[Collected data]

---+---

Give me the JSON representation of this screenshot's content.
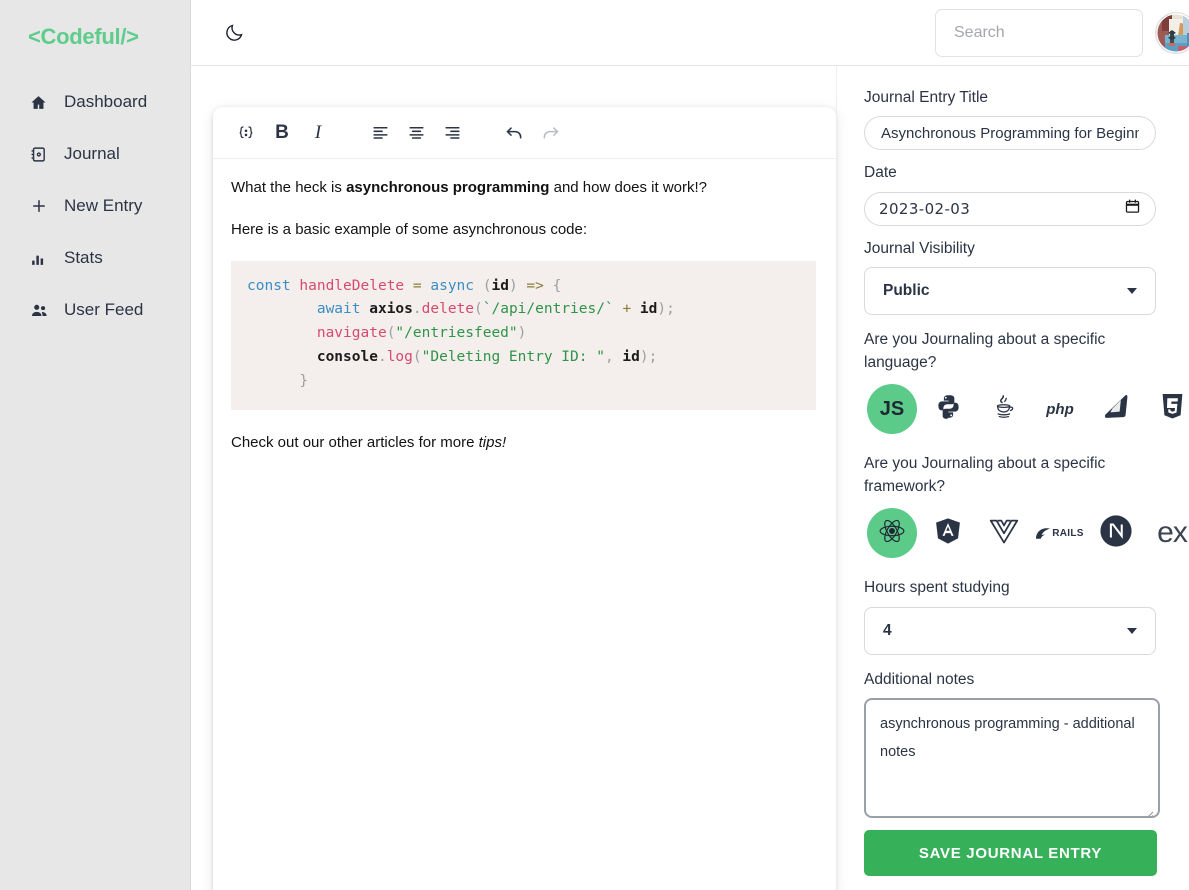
{
  "brand": "<Codeful/>",
  "sidebar": {
    "items": [
      {
        "label": "Dashboard",
        "icon": "home-icon"
      },
      {
        "label": "Journal",
        "icon": "book-icon"
      },
      {
        "label": "New Entry",
        "icon": "plus-icon"
      },
      {
        "label": "Stats",
        "icon": "bar-chart-icon"
      },
      {
        "label": "User Feed",
        "icon": "users-icon"
      }
    ]
  },
  "topbar": {
    "theme_toggle_icon": "moon-icon",
    "search": {
      "value": "",
      "placeholder": "Search"
    },
    "avatar_alt": "user-avatar"
  },
  "editor": {
    "toolbar": [
      {
        "name": "code-block-icon",
        "label": "{;}"
      },
      {
        "name": "bold-button",
        "label": "B"
      },
      {
        "name": "italic-button",
        "label": "I"
      },
      {
        "name": "align-left-icon",
        "label": ""
      },
      {
        "name": "align-center-icon",
        "label": ""
      },
      {
        "name": "align-right-icon",
        "label": ""
      },
      {
        "name": "undo-icon",
        "label": ""
      },
      {
        "name": "redo-icon",
        "label": ""
      }
    ],
    "paragraph_1_pre": "What the heck is ",
    "paragraph_1_bold": "asynchronous programming",
    "paragraph_1_post": " and how does it work!?",
    "paragraph_2": "Here is a basic example of some asynchronous code:",
    "paragraph_3_pre": "Check out our other articles for more ",
    "paragraph_3_italic": "tips!",
    "code_lines": [
      "const handleDelete = async (id) => {",
      "        await axios.delete(`/api/entries/` + id);",
      "        navigate(\"/entriesfeed\")",
      "        console.log(\"Deleting Entry ID: \", id);",
      "      }"
    ]
  },
  "form": {
    "title_label": "Journal Entry Title",
    "title_value": "Asynchronous Programming for Beginners",
    "title_placeholder": "",
    "date_label": "Date",
    "date_value": "2023-02-03",
    "visibility_label": "Journal Visibility",
    "visibility_value": "Public",
    "language_label": "Are you Journaling about a specific language?",
    "languages": [
      {
        "name": "javascript",
        "label": "JS",
        "selected": true
      },
      {
        "name": "python",
        "label": "",
        "selected": false
      },
      {
        "name": "java",
        "label": "",
        "selected": false
      },
      {
        "name": "php",
        "label": "php",
        "selected": false
      },
      {
        "name": "ruby",
        "label": "",
        "selected": false
      },
      {
        "name": "css3",
        "label": "",
        "selected": false
      }
    ],
    "framework_label": "Are you Journaling about a specific framework?",
    "frameworks": [
      {
        "name": "react",
        "label": "",
        "selected": true
      },
      {
        "name": "angular",
        "label": "A",
        "selected": false
      },
      {
        "name": "vue",
        "label": "",
        "selected": false
      },
      {
        "name": "rails",
        "label": "RAILS",
        "selected": false
      },
      {
        "name": "nextjs",
        "label": "N",
        "selected": false
      },
      {
        "name": "express",
        "label": "ex",
        "selected": false
      }
    ],
    "hours_label": "Hours spent studying",
    "hours_value": "4",
    "notes_label": "Additional notes",
    "notes_value": "asynchronous programming - additional notes",
    "save_label": "SAVE JOURNAL ENTRY"
  },
  "colors": {
    "brand_green": "#5fcc8c",
    "save_green": "#36b059",
    "selected_green": "#5ccb8a",
    "sidebar_bg": "#e7e7e7",
    "code_bg": "#f4efec",
    "text_dark": "#2b3445"
  }
}
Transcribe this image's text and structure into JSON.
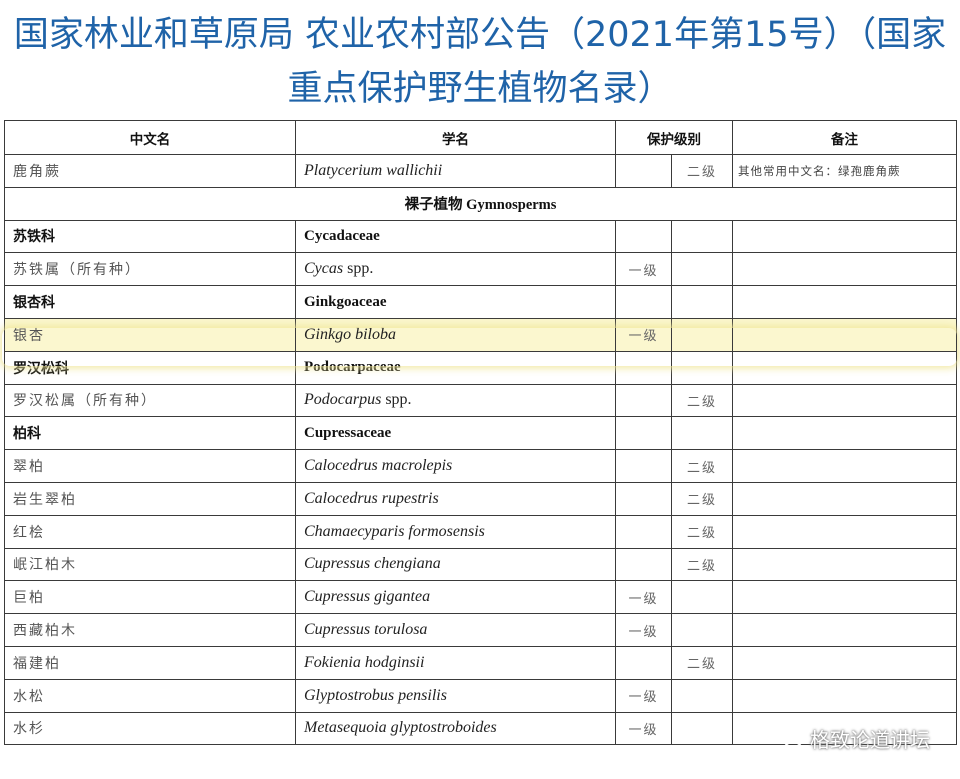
{
  "title": {
    "line1": "国家林业和草原局 农业农村部公告（2021年第15号）（国家",
    "line2": "重点保护野生植物名录）"
  },
  "table": {
    "headers": [
      "中文名",
      "学名",
      "保护级别",
      "备注"
    ],
    "rows": [
      {
        "type": "species",
        "cn": "鹿角蕨",
        "sci": "Platycerium wallichii",
        "spp": "",
        "level1": "",
        "level2": "二级",
        "remark": "其他常用中文名：绿孢鹿角蕨"
      },
      {
        "type": "section",
        "text": "裸子植物 Gymnosperms"
      },
      {
        "type": "family",
        "cn": "苏铁科",
        "sci": "Cycadaceae"
      },
      {
        "type": "species",
        "cn": "苏铁属（所有种）",
        "sci": "Cycas",
        "spp": " spp.",
        "level1": "一级",
        "level2": "",
        "remark": ""
      },
      {
        "type": "family",
        "cn": "银杏科",
        "sci": "Ginkgoaceae"
      },
      {
        "type": "species",
        "cn": "银杏",
        "sci": "Ginkgo biloba",
        "spp": "",
        "level1": "一级",
        "level2": "",
        "remark": "",
        "highlight": true
      },
      {
        "type": "family",
        "cn": "罗汉松科",
        "sci": "Podocarpaceae"
      },
      {
        "type": "species",
        "cn": "罗汉松属（所有种）",
        "sci": "Podocarpus",
        "spp": " spp.",
        "level1": "",
        "level2": "二级",
        "remark": ""
      },
      {
        "type": "family",
        "cn": "柏科",
        "sci": "Cupressaceae"
      },
      {
        "type": "species",
        "cn": "翠柏",
        "sci": "Calocedrus macrolepis",
        "spp": "",
        "level1": "",
        "level2": "二级",
        "remark": ""
      },
      {
        "type": "species",
        "cn": "岩生翠柏",
        "sci": "Calocedrus rupestris",
        "spp": "",
        "level1": "",
        "level2": "二级",
        "remark": ""
      },
      {
        "type": "species",
        "cn": "红桧",
        "sci": "Chamaecyparis formosensis",
        "spp": "",
        "level1": "",
        "level2": "二级",
        "remark": ""
      },
      {
        "type": "species",
        "cn": "岷江柏木",
        "sci": "Cupressus chengiana",
        "spp": "",
        "level1": "",
        "level2": "二级",
        "remark": ""
      },
      {
        "type": "species",
        "cn": "巨柏",
        "sci": "Cupressus gigantea",
        "spp": "",
        "level1": "一级",
        "level2": "",
        "remark": ""
      },
      {
        "type": "species",
        "cn": "西藏柏木",
        "sci": "Cupressus torulosa",
        "spp": "",
        "level1": "一级",
        "level2": "",
        "remark": ""
      },
      {
        "type": "species",
        "cn": "福建柏",
        "sci": "Fokienia hodginsii",
        "spp": "",
        "level1": "",
        "level2": "二级",
        "remark": ""
      },
      {
        "type": "species",
        "cn": "水松",
        "sci": "Glyptostrobus pensilis",
        "spp": "",
        "level1": "一级",
        "level2": "",
        "remark": ""
      },
      {
        "type": "species",
        "cn": "水杉",
        "sci": "Metasequoia glyptostroboides",
        "spp": "",
        "level1": "一级",
        "level2": "",
        "remark": ""
      }
    ]
  },
  "watermark": {
    "icon": "wechat-icon",
    "text": "格致论道讲坛"
  },
  "colors": {
    "title": "#1f63a8",
    "highlight": "#fbf7cf"
  }
}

---+---

** GIVEN EXERCISE **
Extract the full listing above verbatim; pictures are to be left out of the copy.

** EXPECTED ANSWER **
Give me the JSON representation of this screenshot's content.
{
  "brand": "<Codeful/>",
  "sidebar": {
    "items": [
      {
        "label": "Dashboard",
        "icon": "home-icon"
      },
      {
        "label": "Journal",
        "icon": "book-icon"
      },
      {
        "label": "New Entry",
        "icon": "plus-icon"
      },
      {
        "label": "Stats",
        "icon": "bar-chart-icon"
      },
      {
        "label": "User Feed",
        "icon": "users-icon"
      }
    ]
  },
  "topbar": {
    "theme_toggle_icon": "moon-icon",
    "search": {
      "value": "",
      "placeholder": "Search"
    },
    "avatar_alt": "user-avatar"
  },
  "editor": {
    "toolbar": [
      {
        "name": "code-block-icon",
        "label": "{;}"
      },
      {
        "name": "bold-button",
        "label": "B"
      },
      {
        "name": "italic-button",
        "label": "I"
      },
      {
        "name": "align-left-icon",
        "label": ""
      },
      {
        "name": "align-center-icon",
        "label": ""
      },
      {
        "name": "align-right-icon",
        "label": ""
      },
      {
        "name": "undo-icon",
        "label": ""
      },
      {
        "name": "redo-icon",
        "label": ""
      }
    ],
    "paragraph_1_pre": "What the heck is ",
    "paragraph_1_bold": "asynchronous programming",
    "paragraph_1_post": " and how does it work!?",
    "paragraph_2": "Here is a basic example of some asynchronous code:",
    "paragraph_3_pre": "Check out our other articles for more ",
    "paragraph_3_italic": "tips!",
    "code_lines": [
      "const handleDelete = async (id) => {",
      "        await axios.delete(`/api/entries/` + id);",
      "        navigate(\"/entriesfeed\")",
      "        console.log(\"Deleting Entry ID: \", id);",
      "      }"
    ]
  },
  "form": {
    "title_label": "Journal Entry Title",
    "title_value": "Asynchronous Programming for Beginners",
    "title_placeholder": "",
    "date_label": "Date",
    "date_value": "2023-02-03",
    "visibility_label": "Journal Visibility",
    "visibility_value": "Public",
    "language_label": "Are you Journaling about a specific language?",
    "languages": [
      {
        "name": "javascript",
        "label": "JS",
        "selected": true
      },
      {
        "name": "python",
        "label": "",
        "selected": false
      },
      {
        "name": "java",
        "label": "",
        "selected": false
      },
      {
        "name": "php",
        "label": "php",
        "selected": false
      },
      {
        "name": "ruby",
        "label": "",
        "selected": false
      },
      {
        "name": "css3",
        "label": "",
        "selected": false
      }
    ],
    "framework_label": "Are you Journaling about a specific framework?",
    "frameworks": [
      {
        "name": "react",
        "label": "",
        "selected": true
      },
      {
        "name": "angular",
        "label": "A",
        "selected": false
      },
      {
        "name": "vue",
        "label": "",
        "selected": false
      },
      {
        "name": "rails",
        "label": "RAILS",
        "selected": false
      },
      {
        "name": "nextjs",
        "label": "N",
        "selected": false
      },
      {
        "name": "express",
        "label": "ex",
        "selected": false
      }
    ],
    "hours_label": "Hours spent studying",
    "hours_value": "4",
    "notes_label": "Additional notes",
    "notes_value": "asynchronous programming - additional notes",
    "save_label": "SAVE JOURNAL ENTRY"
  },
  "colors": {
    "brand_green": "#5fcc8c",
    "save_green": "#36b059",
    "selected_green": "#5ccb8a",
    "sidebar_bg": "#e7e7e7",
    "code_bg": "#f4efec",
    "text_dark": "#2b3445"
  }
}
Transcribe this image's text and structure into JSON.
{
  "title": {
    "line1": "国家林业和草原局 农业农村部公告（2021年第15号）（国家",
    "line2": "重点保护野生植物名录）"
  },
  "table": {
    "headers": [
      "中文名",
      "学名",
      "保护级别",
      "备注"
    ],
    "rows": [
      {
        "type": "species",
        "cn": "鹿角蕨",
        "sci": "Platycerium wallichii",
        "spp": "",
        "level1": "",
        "level2": "二级",
        "remark": "其他常用中文名：绿孢鹿角蕨"
      },
      {
        "type": "section",
        "text": "裸子植物 Gymnosperms"
      },
      {
        "type": "family",
        "cn": "苏铁科",
        "sci": "Cycadaceae"
      },
      {
        "type": "species",
        "cn": "苏铁属（所有种）",
        "sci": "Cycas",
        "spp": " spp.",
        "level1": "一级",
        "level2": "",
        "remark": ""
      },
      {
        "type": "family",
        "cn": "银杏科",
        "sci": "Ginkgoaceae"
      },
      {
        "type": "species",
        "cn": "银杏",
        "sci": "Ginkgo biloba",
        "spp": "",
        "level1": "一级",
        "level2": "",
        "remark": "",
        "highlight": true
      },
      {
        "type": "family",
        "cn": "罗汉松科",
        "sci": "Podocarpaceae"
      },
      {
        "type": "species",
        "cn": "罗汉松属（所有种）",
        "sci": "Podocarpus",
        "spp": " spp.",
        "level1": "",
        "level2": "二级",
        "remark": ""
      },
      {
        "type": "family",
        "cn": "柏科",
        "sci": "Cupressaceae"
      },
      {
        "type": "species",
        "cn": "翠柏",
        "sci": "Calocedrus macrolepis",
        "spp": "",
        "level1": "",
        "level2": "二级",
        "remark": ""
      },
      {
        "type": "species",
        "cn": "岩生翠柏",
        "sci": "Calocedrus rupestris",
        "spp": "",
        "level1": "",
        "level2": "二级",
        "remark": ""
      },
      {
        "type": "species",
        "cn": "红桧",
        "sci": "Chamaecyparis formosensis",
        "spp": "",
        "level1": "",
        "level2": "二级",
        "remark": ""
      },
      {
        "type": "species",
        "cn": "岷江柏木",
        "sci": "Cupressus chengiana",
        "spp": "",
        "level1": "",
        "level2": "二级",
        "remark": ""
      },
      {
        "type": "species",
        "cn": "巨柏",
        "sci": "Cupressus gigantea",
        "spp": "",
        "level1": "一级",
        "level2": "",
        "remark": ""
      },
      {
        "type": "species",
        "cn": "西藏柏木",
        "sci": "Cupressus torulosa",
        "spp": "",
        "level1": "一级",
        "level2": "",
        "remark": ""
      },
      {
        "type": "species",
        "cn": "福建柏",
        "sci": "Fokienia hodginsii",
        "spp": "",
        "level1": "",
        "level2": "二级",
        "remark": ""
      },
      {
        "type": "species",
        "cn": "水松",
        "sci": "Glyptostrobus pensilis",
        "spp": "",
        "level1": "一级",
        "level2": "",
        "remark": ""
      },
      {
        "type": "species",
        "cn": "水杉",
        "sci": "Metasequoia glyptostroboides",
        "spp": "",
        "level1": "一级",
        "level2": "",
        "remark": ""
      }
    ]
  },
  "watermark": {
    "icon": "wechat-icon",
    "text": "格致论道讲坛"
  },
  "colors": {
    "title": "#1f63a8",
    "highlight": "#fbf7cf"
  }
}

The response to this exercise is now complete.